(Exercise input):
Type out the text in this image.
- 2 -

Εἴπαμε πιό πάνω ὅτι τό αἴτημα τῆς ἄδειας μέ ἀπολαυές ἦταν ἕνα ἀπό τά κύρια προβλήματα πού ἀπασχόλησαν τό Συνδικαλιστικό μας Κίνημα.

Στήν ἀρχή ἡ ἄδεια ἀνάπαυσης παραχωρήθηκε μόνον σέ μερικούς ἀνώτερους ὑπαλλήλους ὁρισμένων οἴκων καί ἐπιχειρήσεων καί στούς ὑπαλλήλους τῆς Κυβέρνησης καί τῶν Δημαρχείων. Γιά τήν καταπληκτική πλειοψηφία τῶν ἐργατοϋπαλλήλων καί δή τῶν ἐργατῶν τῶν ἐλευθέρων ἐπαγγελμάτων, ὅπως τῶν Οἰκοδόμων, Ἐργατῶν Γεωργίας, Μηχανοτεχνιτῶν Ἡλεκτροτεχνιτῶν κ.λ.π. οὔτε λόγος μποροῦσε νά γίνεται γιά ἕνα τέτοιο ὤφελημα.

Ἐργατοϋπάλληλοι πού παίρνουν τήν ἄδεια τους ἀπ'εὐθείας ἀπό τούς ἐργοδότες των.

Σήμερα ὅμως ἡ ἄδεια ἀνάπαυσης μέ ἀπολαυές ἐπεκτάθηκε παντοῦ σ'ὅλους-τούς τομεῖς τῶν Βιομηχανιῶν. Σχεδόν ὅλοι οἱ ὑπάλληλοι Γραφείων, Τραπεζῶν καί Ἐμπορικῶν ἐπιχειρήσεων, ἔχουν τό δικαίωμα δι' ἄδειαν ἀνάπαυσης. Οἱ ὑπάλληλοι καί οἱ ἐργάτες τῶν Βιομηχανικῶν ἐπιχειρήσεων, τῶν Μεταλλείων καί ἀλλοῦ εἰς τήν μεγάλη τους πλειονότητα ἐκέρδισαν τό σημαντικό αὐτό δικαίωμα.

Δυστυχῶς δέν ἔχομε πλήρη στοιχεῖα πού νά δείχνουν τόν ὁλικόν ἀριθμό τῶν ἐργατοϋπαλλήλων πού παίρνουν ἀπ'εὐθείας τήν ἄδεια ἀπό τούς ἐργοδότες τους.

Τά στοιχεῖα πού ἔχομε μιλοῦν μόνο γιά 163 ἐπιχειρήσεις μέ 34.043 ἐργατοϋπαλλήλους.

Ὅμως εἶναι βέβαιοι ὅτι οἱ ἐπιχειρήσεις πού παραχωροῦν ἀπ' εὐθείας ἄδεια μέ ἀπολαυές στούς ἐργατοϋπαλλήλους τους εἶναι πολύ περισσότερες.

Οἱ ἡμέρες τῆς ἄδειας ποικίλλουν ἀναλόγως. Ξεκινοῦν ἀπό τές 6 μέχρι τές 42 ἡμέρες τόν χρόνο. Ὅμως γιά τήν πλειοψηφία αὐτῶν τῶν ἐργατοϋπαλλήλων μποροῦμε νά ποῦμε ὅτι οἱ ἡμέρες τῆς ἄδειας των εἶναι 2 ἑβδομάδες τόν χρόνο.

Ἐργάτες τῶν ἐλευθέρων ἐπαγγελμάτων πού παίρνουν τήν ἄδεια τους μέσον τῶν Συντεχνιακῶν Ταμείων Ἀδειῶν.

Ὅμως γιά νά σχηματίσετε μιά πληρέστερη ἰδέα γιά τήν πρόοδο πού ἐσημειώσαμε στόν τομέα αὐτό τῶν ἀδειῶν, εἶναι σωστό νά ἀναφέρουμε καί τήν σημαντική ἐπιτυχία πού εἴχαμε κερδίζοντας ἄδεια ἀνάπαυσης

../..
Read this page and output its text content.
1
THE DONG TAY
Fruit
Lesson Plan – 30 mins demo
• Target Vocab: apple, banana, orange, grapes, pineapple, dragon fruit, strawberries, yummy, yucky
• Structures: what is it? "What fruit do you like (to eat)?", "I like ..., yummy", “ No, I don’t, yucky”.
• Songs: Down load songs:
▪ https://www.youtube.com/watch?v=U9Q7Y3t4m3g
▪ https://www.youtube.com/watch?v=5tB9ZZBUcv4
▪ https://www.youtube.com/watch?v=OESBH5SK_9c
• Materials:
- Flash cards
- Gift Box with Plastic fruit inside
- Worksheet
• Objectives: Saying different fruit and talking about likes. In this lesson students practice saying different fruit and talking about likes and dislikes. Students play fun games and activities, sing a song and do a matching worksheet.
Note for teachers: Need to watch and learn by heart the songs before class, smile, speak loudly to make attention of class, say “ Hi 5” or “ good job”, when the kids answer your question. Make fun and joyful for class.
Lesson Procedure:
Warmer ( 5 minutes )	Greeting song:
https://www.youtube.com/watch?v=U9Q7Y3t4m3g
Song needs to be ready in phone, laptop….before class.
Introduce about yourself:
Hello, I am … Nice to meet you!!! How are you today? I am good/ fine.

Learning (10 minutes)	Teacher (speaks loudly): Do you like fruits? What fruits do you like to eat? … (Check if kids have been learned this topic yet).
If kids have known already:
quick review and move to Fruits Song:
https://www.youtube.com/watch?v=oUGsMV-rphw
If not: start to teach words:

(Exercise directions): Reproduce the complete set of lines precisely as supplied.

(Response):
Type out the text in this image.
- 2 -

Εἴπαμε πιό πάνω ὅτι τό αἴτημα τῆς ἄδειας μέ ἀπολαυές ἦταν ἕνα ἀπό τά κύρια προβλήματα πού ἀπασχόλησαν τό Συνδικαλιστικό μας Κίνημα.

Στήν ἀρχή ἡ ἄδεια ἀνάπαυσης παραχωρήθηκε μόνον σέ μερικούς ἀνώτερους ὑπαλλήλους ὁρισμένων οἴκων καί ἐπιχειρήσεων καί στούς ὑπαλλήλους τῆς Κυβέρνησης καί τῶν Δημαρχείων. Γιά τήν καταπληκτική πλειοψηφία τῶν ἐργατοϋπαλλήλων καί δή τῶν ἐργατῶν τῶν ἐλευθέρων ἐπαγγελμάτων, ὅπως τῶν Οἰκοδόμων, Ἐργατῶν Γεωργίας, Μηχανοτεχνιτῶν Ἡλεκτροτεχνιτῶν κ.λ.π. οὔτε λόγος μποροῦσε νά γίνεται γιά ἕνα τέτοιο ὤφελημα.

Ἐργατοϋπάλληλοι πού παίρνουν τήν ἄδεια τους ἀπ'εὐθείας ἀπό τούς ἐργοδότες των.

Σήμερα ὅμως ἡ ἄδεια ἀνάπαυσης μέ ἀπολαυές ἐπεκτάθηκε παντοῦ σ'ὅλους-τούς τομεῖς τῶν Βιομηχανιῶν. Σχεδόν ὅλοι οἱ ὑπάλληλοι Γραφείων, Τραπεζῶν καί Ἐμπορικῶν ἐπιχειρήσεων, ἔχουν τό δικαίωμα δι' ἄδειαν ἀνάπαυσης. Οἱ ὑπάλληλοι καί οἱ ἐργάτες τῶν Βιομηχανικῶν ἐπιχειρήσεων, τῶν Μεταλλείων καί ἀλλοῦ εἰς τήν μεγάλη τους πλειονότητα ἐκέρδισαν τό σημαντικό αὐτό δικαίωμα.

Δυστυχῶς δέν ἔχομε πλήρη στοιχεῖα πού νά δείχνουν τόν ὁλικόν ἀριθμό τῶν ἐργατοϋπαλλήλων πού παίρνουν ἀπ'εὐθείας τήν ἄδεια ἀπό τούς ἐργοδότες τους.

Τά στοιχεῖα πού ἔχομε μιλοῦν μόνο γιά 163 ἐπιχειρήσεις μέ 34.043 ἐργατοϋπαλλήλους.

Ὅμως εἶναι βέβαιοι ὅτι οἱ ἐπιχειρήσεις πού παραχωροῦν ἀπ' εὐθείας ἄδεια μέ ἀπολαυές στούς ἐργατοϋπαλλήλους τους εἶναι πολύ περισσότερες.

Οἱ ἡμέρες τῆς ἄδειας ποικίλλουν ἀναλόγως. Ξεκινοῦν ἀπό τές 6 μέχρι τές 42 ἡμέρες τόν χρόνο. Ὅμως γιά τήν πλειοψηφία αὐτῶν τῶν ἐργατοϋπαλλήλων μποροῦμε νά ποῦμε ὅτι οἱ ἡμέρες τῆς ἄδειας των εἶναι 2 ἑβδομάδες τόν χρόνο.

Ἐργάτες τῶν ἐλευθέρων ἐπαγγελμάτων πού παίρνουν τήν ἄδεια τους μέσον τῶν Συντεχνιακῶν Ταμείων Ἀδειῶν.

Ὅμως γιά νά σχηματίσετε μιά πληρέστερη ἰδέα γιά τήν πρόοδο πού ἐσημειώσαμε στόν τομέα αὐτό τῶν ἀδειῶν, εἶναι σωστό νά ἀναφέρουμε καί τήν σημαντική ἐπιτυχία πού εἴχαμε κερδίζοντας ἄδεια ἀνάπαυσης

../..
Read this page and output its text content.
1
THE DONG TAY
Fruit
Lesson Plan – 30 mins demo
• Target Vocab: apple, banana, orange, grapes, pineapple, dragon fruit, strawberries, yummy, yucky
• Structures: what is it? "What fruit do you like (to eat)?", "I like ..., yummy", “ No, I don’t, yucky”.
• Songs: Down load songs:
▪ https://www.youtube.com/watch?v=U9Q7Y3t4m3g
▪ https://www.youtube.com/watch?v=5tB9ZZBUcv4
▪ https://www.youtube.com/watch?v=OESBH5SK_9c
• Materials:
- Flash cards
- Gift Box with Plastic fruit inside
- Worksheet
• Objectives: Saying different fruit and talking about likes. In this lesson students practice saying different fruit and talking about likes and dislikes. Students play fun games and activities, sing a song and do a matching worksheet.
Note for teachers: Need to watch and learn by heart the songs before class, smile, speak loudly to make attention of class, say “ Hi 5” or “ good job”, when the kids answer your question. Make fun and joyful for class.
Lesson Procedure:
Warmer ( 5 minutes )	Greeting song:
https://www.youtube.com/watch?v=U9Q7Y3t4m3g
Song needs to be ready in phone, laptop….before class.
Introduce about yourself:
Hello, I am … Nice to meet you!!! How are you today? I am good/ fine.

Learning (10 minutes)	Teacher (speaks loudly): Do you like fruits? What fruits do you like to eat? … (Check if kids have been learned this topic yet).
If kids have known already:
quick review and move to Fruits Song:
https://www.youtube.com/watch?v=oUGsMV-rphw
If not: start to teach words:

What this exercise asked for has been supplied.